/---

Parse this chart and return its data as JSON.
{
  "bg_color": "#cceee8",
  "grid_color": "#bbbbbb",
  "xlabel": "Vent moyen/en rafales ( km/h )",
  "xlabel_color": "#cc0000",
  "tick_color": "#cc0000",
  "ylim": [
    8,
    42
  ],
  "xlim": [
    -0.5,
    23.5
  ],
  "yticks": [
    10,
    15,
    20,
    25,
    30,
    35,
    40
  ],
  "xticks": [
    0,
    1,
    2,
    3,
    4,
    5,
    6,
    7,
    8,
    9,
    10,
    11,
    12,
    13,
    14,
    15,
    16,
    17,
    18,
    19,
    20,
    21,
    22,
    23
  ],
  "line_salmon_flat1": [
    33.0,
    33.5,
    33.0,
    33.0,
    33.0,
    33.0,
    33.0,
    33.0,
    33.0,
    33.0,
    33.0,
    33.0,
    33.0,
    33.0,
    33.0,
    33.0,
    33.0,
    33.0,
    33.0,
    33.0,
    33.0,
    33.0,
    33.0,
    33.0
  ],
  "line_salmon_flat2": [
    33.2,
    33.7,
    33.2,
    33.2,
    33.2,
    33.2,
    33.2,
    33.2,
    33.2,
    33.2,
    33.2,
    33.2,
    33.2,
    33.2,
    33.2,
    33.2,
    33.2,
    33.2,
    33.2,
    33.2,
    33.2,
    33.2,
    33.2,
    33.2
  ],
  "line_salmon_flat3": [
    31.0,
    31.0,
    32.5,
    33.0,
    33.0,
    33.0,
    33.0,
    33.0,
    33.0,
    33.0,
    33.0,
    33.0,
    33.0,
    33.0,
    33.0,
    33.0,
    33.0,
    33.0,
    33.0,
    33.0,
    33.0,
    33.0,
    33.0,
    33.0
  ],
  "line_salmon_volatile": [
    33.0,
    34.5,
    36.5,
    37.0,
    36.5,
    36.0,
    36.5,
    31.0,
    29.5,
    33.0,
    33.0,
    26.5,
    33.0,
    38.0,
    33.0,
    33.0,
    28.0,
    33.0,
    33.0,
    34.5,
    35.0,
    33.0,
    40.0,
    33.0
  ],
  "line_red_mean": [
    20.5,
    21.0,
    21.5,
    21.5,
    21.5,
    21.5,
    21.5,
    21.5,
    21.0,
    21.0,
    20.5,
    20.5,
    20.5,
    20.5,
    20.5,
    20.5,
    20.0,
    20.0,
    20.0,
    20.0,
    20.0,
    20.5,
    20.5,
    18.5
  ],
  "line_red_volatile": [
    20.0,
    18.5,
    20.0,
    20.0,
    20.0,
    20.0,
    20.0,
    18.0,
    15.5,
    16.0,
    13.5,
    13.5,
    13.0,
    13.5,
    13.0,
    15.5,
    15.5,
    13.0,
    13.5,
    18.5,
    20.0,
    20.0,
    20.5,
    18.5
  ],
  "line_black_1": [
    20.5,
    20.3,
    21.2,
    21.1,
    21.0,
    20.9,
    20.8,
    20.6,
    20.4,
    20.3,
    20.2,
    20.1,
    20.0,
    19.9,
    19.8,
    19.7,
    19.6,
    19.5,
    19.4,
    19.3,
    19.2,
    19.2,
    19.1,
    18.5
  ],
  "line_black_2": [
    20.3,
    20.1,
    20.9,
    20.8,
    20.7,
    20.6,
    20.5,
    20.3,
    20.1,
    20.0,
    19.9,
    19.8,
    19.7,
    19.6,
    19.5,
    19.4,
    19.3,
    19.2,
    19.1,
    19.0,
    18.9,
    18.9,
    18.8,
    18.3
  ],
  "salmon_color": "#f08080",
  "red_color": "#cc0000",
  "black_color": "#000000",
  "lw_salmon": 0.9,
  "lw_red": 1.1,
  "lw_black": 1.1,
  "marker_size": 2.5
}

\---

Take the entries and copy them out exactly.

Parse this chart and return its data as JSON.
{
  "bg_color": "#cceee8",
  "grid_color": "#bbbbbb",
  "xlabel": "Vent moyen/en rafales ( km/h )",
  "xlabel_color": "#cc0000",
  "tick_color": "#cc0000",
  "ylim": [
    8,
    42
  ],
  "xlim": [
    -0.5,
    23.5
  ],
  "yticks": [
    10,
    15,
    20,
    25,
    30,
    35,
    40
  ],
  "xticks": [
    0,
    1,
    2,
    3,
    4,
    5,
    6,
    7,
    8,
    9,
    10,
    11,
    12,
    13,
    14,
    15,
    16,
    17,
    18,
    19,
    20,
    21,
    22,
    23
  ],
  "line_salmon_flat1": [
    33.0,
    33.5,
    33.0,
    33.0,
    33.0,
    33.0,
    33.0,
    33.0,
    33.0,
    33.0,
    33.0,
    33.0,
    33.0,
    33.0,
    33.0,
    33.0,
    33.0,
    33.0,
    33.0,
    33.0,
    33.0,
    33.0,
    33.0,
    33.0
  ],
  "line_salmon_flat2": [
    33.2,
    33.7,
    33.2,
    33.2,
    33.2,
    33.2,
    33.2,
    33.2,
    33.2,
    33.2,
    33.2,
    33.2,
    33.2,
    33.2,
    33.2,
    33.2,
    33.2,
    33.2,
    33.2,
    33.2,
    33.2,
    33.2,
    33.2,
    33.2
  ],
  "line_salmon_flat3": [
    31.0,
    31.0,
    32.5,
    33.0,
    33.0,
    33.0,
    33.0,
    33.0,
    33.0,
    33.0,
    33.0,
    33.0,
    33.0,
    33.0,
    33.0,
    33.0,
    33.0,
    33.0,
    33.0,
    33.0,
    33.0,
    33.0,
    33.0,
    33.0
  ],
  "line_salmon_volatile": [
    33.0,
    34.5,
    36.5,
    37.0,
    36.5,
    36.0,
    36.5,
    31.0,
    29.5,
    33.0,
    33.0,
    26.5,
    33.0,
    38.0,
    33.0,
    33.0,
    28.0,
    33.0,
    33.0,
    34.5,
    35.0,
    33.0,
    40.0,
    33.0
  ],
  "line_red_mean": [
    20.5,
    21.0,
    21.5,
    21.5,
    21.5,
    21.5,
    21.5,
    21.5,
    21.0,
    21.0,
    20.5,
    20.5,
    20.5,
    20.5,
    20.5,
    20.5,
    20.0,
    20.0,
    20.0,
    20.0,
    20.0,
    20.5,
    20.5,
    18.5
  ],
  "line_red_volatile": [
    20.0,
    18.5,
    20.0,
    20.0,
    20.0,
    20.0,
    20.0,
    18.0,
    15.5,
    16.0,
    13.5,
    13.5,
    13.0,
    13.5,
    13.0,
    15.5,
    15.5,
    13.0,
    13.5,
    18.5,
    20.0,
    20.0,
    20.5,
    18.5
  ],
  "line_black_1": [
    20.5,
    20.3,
    21.2,
    21.1,
    21.0,
    20.9,
    20.8,
    20.6,
    20.4,
    20.3,
    20.2,
    20.1,
    20.0,
    19.9,
    19.8,
    19.7,
    19.6,
    19.5,
    19.4,
    19.3,
    19.2,
    19.2,
    19.1,
    18.5
  ],
  "line_black_2": [
    20.3,
    20.1,
    20.9,
    20.8,
    20.7,
    20.6,
    20.5,
    20.3,
    20.1,
    20.0,
    19.9,
    19.8,
    19.7,
    19.6,
    19.5,
    19.4,
    19.3,
    19.2,
    19.1,
    19.0,
    18.9,
    18.9,
    18.8,
    18.3
  ],
  "salmon_color": "#f08080",
  "red_color": "#cc0000",
  "black_color": "#000000",
  "lw_salmon": 0.9,
  "lw_red": 1.1,
  "lw_black": 1.1,
  "marker_size": 2.5
}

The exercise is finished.